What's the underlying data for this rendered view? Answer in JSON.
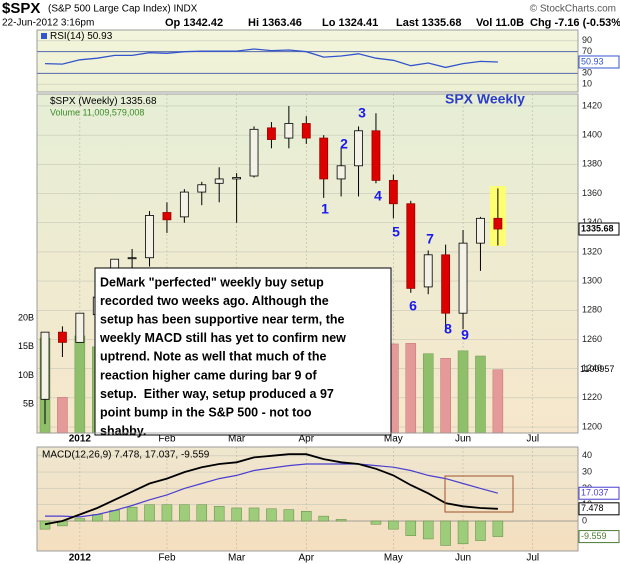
{
  "header": {
    "symbol": "$SPX",
    "name": "(S&P 500 Large Cap Index) INDX",
    "copyright": "© StockCharts.com",
    "date": "22-Jun-2012 3:16pm",
    "open": "Op 1342.42",
    "high": "Hi 1363.46",
    "low": "Lo 1324.41",
    "last": "Last 1335.68",
    "volume": "Vol 11.0B",
    "change": "Chg -7.16 (-0.53%)"
  },
  "chart_data": [
    {
      "type": "line",
      "legend": "RSI(14) 50.93",
      "categories": [
        null,
        null,
        null,
        null,
        null,
        null,
        null,
        null,
        null,
        null,
        null,
        null,
        null,
        null,
        null,
        null,
        null,
        null,
        null,
        null,
        null,
        null,
        null,
        null,
        null,
        null,
        null
      ],
      "values": [
        48,
        47,
        55,
        58,
        63,
        63,
        68,
        67,
        70,
        71,
        71,
        71,
        75,
        72,
        73,
        70,
        60,
        62,
        66,
        58,
        54,
        44,
        49,
        41,
        48,
        52,
        50.93
      ],
      "color": "#3355cc",
      "xlim": [
        -0.46,
        30.6
      ],
      "ylim": [
        -4.5,
        110
      ],
      "yticks": [
        10,
        30,
        70,
        90
      ],
      "grid": true
    },
    {
      "type": "candlestick",
      "legend": "$SPX (Weekly) 1335.68",
      "title": "SPX Weekly",
      "categories": [
        null,
        null,
        null,
        null,
        null,
        null,
        null,
        null,
        null,
        null,
        null,
        null,
        null,
        null,
        null,
        null,
        null,
        null,
        null,
        null,
        null,
        null,
        null,
        null,
        null,
        null,
        null
      ],
      "open": [
        1219,
        1265,
        1258,
        1277,
        1290,
        1316,
        1316,
        1347,
        1344,
        1361,
        1367,
        1370,
        1372,
        1405,
        1398,
        1408,
        1398,
        1370,
        1379,
        1403,
        1369,
        1353,
        1296,
        1318,
        1278,
        1326,
        1343
      ],
      "high": [
        1265,
        1269,
        1278,
        1296,
        1315,
        1322,
        1348,
        1354,
        1363,
        1368,
        1378,
        1374,
        1406,
        1409,
        1420,
        1413,
        1400,
        1391,
        1406,
        1415,
        1373,
        1355,
        1321,
        1325,
        1335,
        1344,
        1363.5
      ],
      "low": [
        1202,
        1248,
        1258,
        1274,
        1286,
        1300,
        1310,
        1333,
        1340,
        1352,
        1354,
        1340,
        1371,
        1391,
        1391,
        1394,
        1357,
        1358,
        1358,
        1367,
        1343,
        1292,
        1291,
        1266,
        1267,
        1307,
        1324.4
      ],
      "close": [
        1265,
        1258,
        1278,
        1289,
        1315,
        1316,
        1345,
        1342,
        1361,
        1366,
        1370,
        1371,
        1404,
        1397,
        1408,
        1398,
        1370,
        1379,
        1403,
        1369,
        1353,
        1295,
        1318,
        1278,
        1326,
        1343,
        1335.68
      ],
      "down_color": "#dd0000",
      "xlim": [
        -0.46,
        30.6
      ],
      "xticks": [
        {
          "value": 2,
          "label": "2012"
        },
        {
          "value": 7,
          "label": "Feb"
        },
        {
          "value": 11,
          "label": "Mar"
        },
        {
          "value": 15,
          "label": "Apr"
        },
        {
          "value": 20,
          "label": "May"
        },
        {
          "value": 24,
          "label": "Jun"
        },
        {
          "value": 28,
          "label": "Jul"
        }
      ],
      "ylim": [
        1195.9,
        1428.2
      ],
      "yticks": [
        1200,
        1220,
        1240,
        1260,
        1280,
        1300,
        1320,
        1340,
        1360,
        1380,
        1400,
        1420
      ],
      "grid": true,
      "volume": {
        "legend": "Volume 11,009,579,008",
        "last_label": "1100957",
        "values": [
          16.5,
          6.2,
          16.9,
          15,
          15.5,
          16,
          16.5,
          15,
          14,
          14.5,
          15,
          14,
          15.5,
          15,
          15,
          14.5,
          16,
          15.5,
          14,
          15,
          15.5,
          15.6,
          13.8,
          13,
          14.3,
          13.4,
          11.01
        ],
        "up_color": "#8fbf6a",
        "down_color": "#e59a9a",
        "ylim": [
          0,
          59
        ],
        "yticks": [
          {
            "value": 5,
            "label": "5B"
          },
          {
            "value": 10,
            "label": "10B"
          },
          {
            "value": 15,
            "label": "15B"
          },
          {
            "value": 20,
            "label": "20B"
          }
        ]
      },
      "annotations": [
        "1",
        "2",
        "3",
        "4",
        "5",
        "6",
        "7",
        "8",
        "9"
      ],
      "note": [
        "DeMark \"perfected\" weekly buy setup",
        "recorded two weeks ago. Although the",
        "setup has been supportive near term, the",
        "weekly MACD still has yet to confirm new",
        "uptrend. Note as well that much of the",
        "reaction higher came during bar 9 of",
        "setup.  Either way, setup produced a 97",
        "point bump in the S&P 500 - not too",
        "shabby."
      ]
    },
    {
      "type": "macd",
      "legend": "MACD(12,26,9) 7.478, 17.037, -9.559",
      "categories": [
        null,
        null,
        null,
        null,
        null,
        null,
        null,
        null,
        null,
        null,
        null,
        null,
        null,
        null,
        null,
        null,
        null,
        null,
        null,
        null,
        null,
        null,
        null,
        null,
        null,
        null,
        null
      ],
      "macd": {
        "color": "#000000",
        "values": [
          -2,
          0,
          4,
          8,
          13,
          18,
          23,
          26,
          30,
          33,
          35,
          36,
          39,
          40,
          41,
          41,
          38,
          36,
          35,
          32,
          28,
          22,
          17,
          11,
          9,
          8,
          7.478
        ]
      },
      "signal": {
        "color": "#4a3fd0",
        "values": [
          3,
          3,
          2.5,
          4,
          6.5,
          9.5,
          13,
          16,
          20,
          23,
          26,
          28,
          31,
          32.5,
          34,
          35,
          35,
          35,
          35,
          34,
          33,
          31,
          28,
          26,
          23,
          20,
          17.037
        ]
      },
      "histogram": {
        "color": "#9dcc7a",
        "values": [
          -5,
          -3,
          1.5,
          4,
          6.5,
          8.5,
          10,
          10,
          10,
          10,
          9,
          8,
          8,
          7.5,
          7,
          6,
          3,
          1,
          0,
          -2,
          -5,
          -9,
          -11,
          -15,
          -14,
          -12,
          -9.559
        ]
      },
      "xlim": [
        -0.46,
        30.6
      ],
      "xticks": [
        {
          "value": 2,
          "label": "2012"
        },
        {
          "value": 7,
          "label": "Feb"
        },
        {
          "value": 11,
          "label": "Mar"
        },
        {
          "value": 15,
          "label": "Apr"
        },
        {
          "value": 20,
          "label": "May"
        },
        {
          "value": 24,
          "label": "Jun"
        },
        {
          "value": 28,
          "label": "Jul"
        }
      ],
      "ylim": [
        -18.4,
        45.4
      ],
      "yticks": [
        0,
        10,
        20,
        30,
        40
      ],
      "grid": true
    }
  ]
}
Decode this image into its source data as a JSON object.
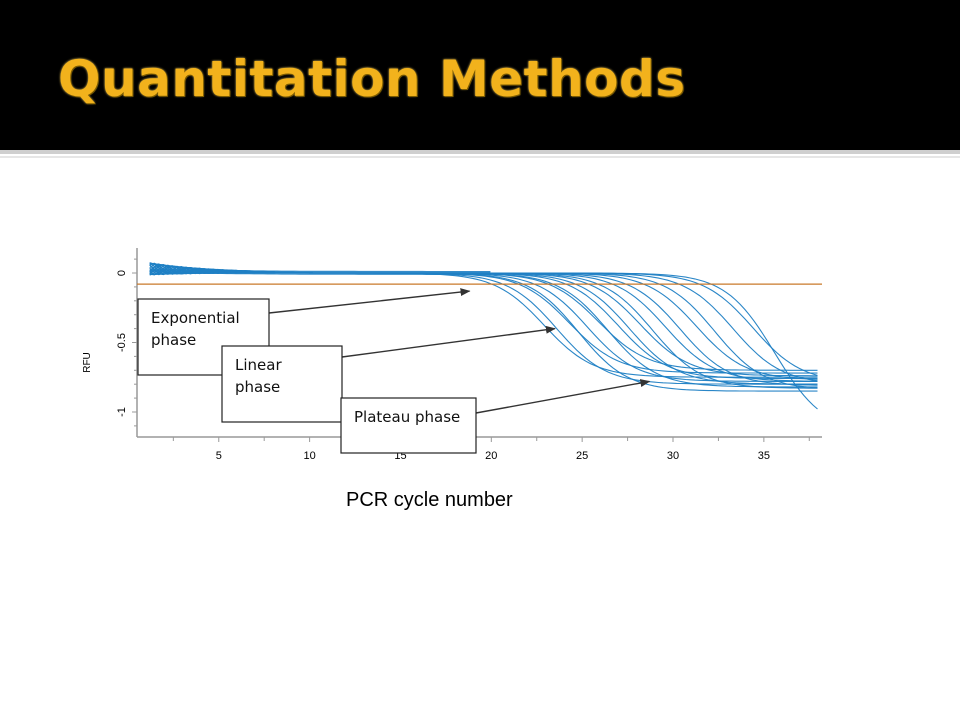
{
  "slide": {
    "title": "Quantitation Methods",
    "x_caption": "PCR cycle number"
  },
  "colors": {
    "title": "#f2b21c",
    "title_bar": "#000000",
    "curves": "#1f7fc4",
    "threshold": "#c8782a"
  },
  "chart_data": {
    "type": "line",
    "title": "",
    "xlabel": "",
    "ylabel": "RFU",
    "xlim": [
      0.5,
      38.2
    ],
    "ylim": [
      -1.18,
      0.18
    ],
    "x_ticks": [
      5,
      10,
      15,
      20,
      25,
      30,
      35
    ],
    "x_tick_labels": [
      "5",
      "10",
      "15",
      "20",
      "25",
      "30",
      "35"
    ],
    "y_ticks": [
      0,
      -0.5,
      -1
    ],
    "y_tick_labels": [
      "0",
      "-0.5",
      "-1"
    ],
    "threshold": -0.08,
    "grid": false,
    "legend": "none",
    "curve_model": "sigmoid decay from baseline 0 toward plateau",
    "series": [
      {
        "midpoint": 22.9,
        "plateau": -0.75
      },
      {
        "midpoint": 23.6,
        "plateau": -0.8
      },
      {
        "midpoint": 24.3,
        "plateau": -0.72
      },
      {
        "midpoint": 24.8,
        "plateau": -0.85
      },
      {
        "midpoint": 25.3,
        "plateau": -0.78
      },
      {
        "midpoint": 25.9,
        "plateau": -0.7
      },
      {
        "midpoint": 26.4,
        "plateau": -0.82
      },
      {
        "midpoint": 27.0,
        "plateau": -0.76
      },
      {
        "midpoint": 27.6,
        "plateau": -0.8
      },
      {
        "midpoint": 28.2,
        "plateau": -0.74
      },
      {
        "midpoint": 28.9,
        "plateau": -0.83
      },
      {
        "midpoint": 29.6,
        "plateau": -0.78
      },
      {
        "midpoint": 30.4,
        "plateau": -0.81
      },
      {
        "midpoint": 31.3,
        "plateau": -0.77
      },
      {
        "midpoint": 32.3,
        "plateau": -0.84
      },
      {
        "midpoint": 33.3,
        "plateau": -0.8
      },
      {
        "midpoint": 34.4,
        "plateau": -0.79
      },
      {
        "midpoint": 35.6,
        "plateau": -1.15
      }
    ],
    "annotations": [
      {
        "text_lines": [
          "Exponential",
          "phase"
        ],
        "points_to": [
          18.8,
          -0.13
        ]
      },
      {
        "text_lines": [
          "Linear",
          "phase"
        ],
        "points_to": [
          23.5,
          -0.4
        ]
      },
      {
        "text_lines": [
          "Plateau phase"
        ],
        "points_to": [
          28.7,
          -0.78
        ]
      }
    ]
  }
}
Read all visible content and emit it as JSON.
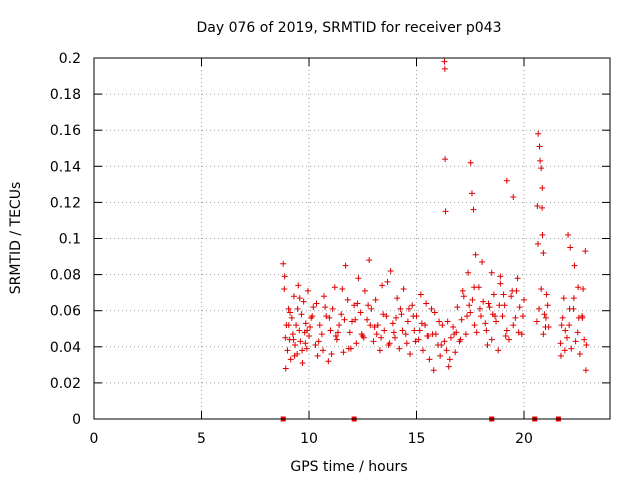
{
  "chart_data": {
    "type": "scatter",
    "title": "Day 076 of 2019, SRMTID for receiver p043",
    "xlabel": "GPS time / hours",
    "ylabel": "SRMTID / TECUs",
    "xlim": [
      0,
      24
    ],
    "ylim": [
      0,
      0.2
    ],
    "xticks": [
      0,
      5,
      10,
      15,
      20
    ],
    "xtick_labels": [
      "0",
      "5",
      "10",
      "15",
      "20"
    ],
    "yticks": [
      0,
      0.02,
      0.04,
      0.06,
      0.08,
      0.1,
      0.12,
      0.14,
      0.16,
      0.18,
      0.2
    ],
    "ytick_labels": [
      "0",
      "0.02",
      "0.04",
      "0.06",
      "0.08",
      "0.1",
      "0.12",
      "0.14",
      "0.16",
      "0.18",
      "0.2"
    ],
    "grid": true,
    "marker": "+",
    "color": "#e00000",
    "series": [
      {
        "name": "SRMTID",
        "x": [
          8.8,
          8.85,
          8.9,
          8.95,
          9.0,
          9.05,
          9.1,
          9.15,
          9.2,
          9.25,
          9.3,
          9.35,
          9.4,
          9.45,
          9.5,
          9.55,
          9.6,
          9.65,
          9.7,
          9.75,
          9.8,
          9.85,
          9.9,
          9.95,
          10.0,
          10.1,
          10.2,
          10.3,
          10.4,
          10.5,
          10.6,
          10.7,
          10.8,
          10.9,
          11.0,
          11.1,
          11.2,
          11.3,
          11.4,
          11.5,
          11.6,
          11.7,
          11.8,
          11.9,
          12.0,
          12.1,
          12.2,
          12.3,
          12.4,
          12.5,
          12.6,
          12.7,
          12.8,
          12.9,
          13.0,
          13.1,
          13.2,
          13.3,
          13.4,
          13.5,
          13.6,
          13.7,
          13.8,
          13.9,
          14.0,
          14.1,
          14.2,
          14.3,
          14.4,
          14.5,
          14.6,
          14.7,
          14.8,
          14.9,
          15.0,
          15.1,
          15.2,
          15.3,
          15.4,
          15.5,
          15.6,
          15.7,
          15.8,
          15.9,
          16.0,
          16.1,
          16.2,
          16.3,
          16.4,
          16.5,
          16.6,
          16.7,
          16.8,
          16.9,
          17.0,
          17.1,
          17.2,
          17.3,
          17.4,
          17.5,
          17.6,
          17.7,
          17.8,
          17.9,
          18.0,
          18.1,
          18.2,
          18.3,
          18.4,
          18.5,
          18.6,
          18.7,
          18.8,
          18.9,
          19.0,
          19.1,
          19.2,
          19.3,
          19.4,
          19.5,
          19.6,
          19.7,
          19.8,
          19.9,
          20.0,
          20.6,
          20.7,
          20.8,
          20.9,
          21.0,
          21.1,
          21.7,
          21.8,
          21.9,
          22.0,
          22.1,
          22.2,
          22.3,
          22.4,
          22.5,
          22.6,
          22.7,
          22.8,
          22.9,
          8.87,
          8.92,
          9.12,
          9.33,
          9.57,
          9.83,
          10.05,
          10.35,
          10.65,
          10.95,
          11.25,
          11.55,
          11.85,
          12.15,
          12.45,
          12.75,
          13.05,
          13.35,
          13.65,
          13.95,
          14.25,
          14.55,
          14.85,
          15.15,
          15.45,
          15.75,
          16.05,
          16.3,
          16.32,
          16.33,
          16.35,
          16.55,
          16.85,
          17.15,
          17.45,
          17.52,
          17.58,
          17.65,
          17.75,
          18.05,
          18.35,
          18.5,
          18.65,
          18.9,
          19.05,
          19.2,
          19.5,
          19.65,
          20.62,
          20.66,
          20.72,
          20.75,
          20.8,
          20.84,
          20.86,
          20.9,
          20.95,
          21.05,
          21.15,
          21.75,
          21.85,
          22.05,
          22.15,
          22.35,
          22.55,
          22.75,
          22.85,
          9.06,
          9.28,
          9.47,
          9.68,
          9.91,
          10.15,
          10.45,
          10.75,
          11.05,
          11.35,
          11.65,
          11.95,
          12.25,
          12.55,
          12.85,
          13.15,
          13.45,
          13.75,
          14.05,
          14.35,
          14.65,
          14.95,
          15.25,
          15.55,
          15.85,
          16.15,
          16.45,
          16.75,
          17.05,
          17.35,
          17.68,
          17.95,
          18.25,
          18.55,
          18.85,
          19.15,
          19.45,
          19.75,
          19.95,
          20.65,
          20.85,
          21.02,
          21.72,
          21.92,
          22.12,
          22.32,
          22.52,
          22.72,
          22.88
        ],
        "y": [
          0.086,
          0.072,
          0.045,
          0.052,
          0.038,
          0.061,
          0.044,
          0.033,
          0.056,
          0.047,
          0.068,
          0.041,
          0.052,
          0.036,
          0.074,
          0.049,
          0.043,
          0.058,
          0.031,
          0.065,
          0.048,
          0.053,
          0.039,
          0.071,
          0.046,
          0.056,
          0.062,
          0.041,
          0.035,
          0.052,
          0.047,
          0.068,
          0.057,
          0.032,
          0.049,
          0.061,
          0.073,
          0.044,
          0.052,
          0.058,
          0.037,
          0.085,
          0.066,
          0.048,
          0.054,
          0.063,
          0.042,
          0.078,
          0.059,
          0.046,
          0.071,
          0.055,
          0.088,
          0.061,
          0.043,
          0.066,
          0.052,
          0.038,
          0.074,
          0.049,
          0.057,
          0.041,
          0.082,
          0.053,
          0.045,
          0.067,
          0.039,
          0.058,
          0.072,
          0.047,
          0.054,
          0.036,
          0.063,
          0.049,
          0.057,
          0.044,
          0.069,
          0.038,
          0.052,
          0.046,
          0.033,
          0.061,
          0.027,
          0.047,
          0.041,
          0.035,
          0.052,
          0.043,
          0.038,
          0.029,
          0.045,
          0.051,
          0.037,
          0.062,
          0.043,
          0.055,
          0.068,
          0.047,
          0.081,
          0.059,
          0.066,
          0.052,
          0.048,
          0.073,
          0.057,
          0.065,
          0.053,
          0.041,
          0.062,
          0.044,
          0.069,
          0.054,
          0.038,
          0.075,
          0.057,
          0.063,
          0.049,
          0.044,
          0.068,
          0.052,
          0.056,
          0.078,
          0.062,
          0.047,
          0.066,
          0.054,
          0.061,
          0.072,
          0.047,
          0.051,
          0.063,
          0.042,
          0.056,
          0.038,
          0.045,
          0.052,
          0.039,
          0.061,
          0.043,
          0.048,
          0.036,
          0.057,
          0.044,
          0.041,
          0.079,
          0.028,
          0.059,
          0.035,
          0.067,
          0.042,
          0.051,
          0.064,
          0.038,
          0.056,
          0.046,
          0.072,
          0.039,
          0.055,
          0.047,
          0.063,
          0.051,
          0.045,
          0.076,
          0.048,
          0.061,
          0.042,
          0.057,
          0.049,
          0.064,
          0.047,
          0.054,
          0.198,
          0.194,
          0.144,
          0.115,
          0.033,
          0.048,
          0.071,
          0.063,
          0.142,
          0.125,
          0.116,
          0.091,
          0.087,
          0.064,
          0.081,
          0.057,
          0.079,
          0.069,
          0.132,
          0.123,
          0.071,
          0.118,
          0.158,
          0.151,
          0.143,
          0.139,
          0.117,
          0.102,
          0.092,
          0.058,
          0.069,
          0.051,
          0.052,
          0.067,
          0.102,
          0.095,
          0.085,
          0.056,
          0.072,
          0.093,
          0.052,
          0.044,
          0.061,
          0.038,
          0.049,
          0.057,
          0.043,
          0.062,
          0.036,
          0.048,
          0.055,
          0.039,
          0.064,
          0.045,
          0.052,
          0.047,
          0.058,
          0.042,
          0.056,
          0.049,
          0.061,
          0.043,
          0.053,
          0.046,
          0.059,
          0.041,
          0.054,
          0.047,
          0.044,
          0.057,
          0.073,
          0.061,
          0.049,
          0.058,
          0.063,
          0.046,
          0.071,
          0.048,
          0.057,
          0.097,
          0.128,
          0.056,
          0.035,
          0.049,
          0.061,
          0.067,
          0.073,
          0.056,
          0.027
        ]
      }
    ],
    "baseline_markers_x": [
      8.8,
      12.1,
      18.5,
      20.5,
      21.6
    ]
  }
}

::::

▸ Task to carry out
For each line above that contains the word "type", copy that line.

▸ Correct response
      "type": "line",
      "type": "candlestick",
      "type": "macd",
    "type": "line",
    "type": "scatter",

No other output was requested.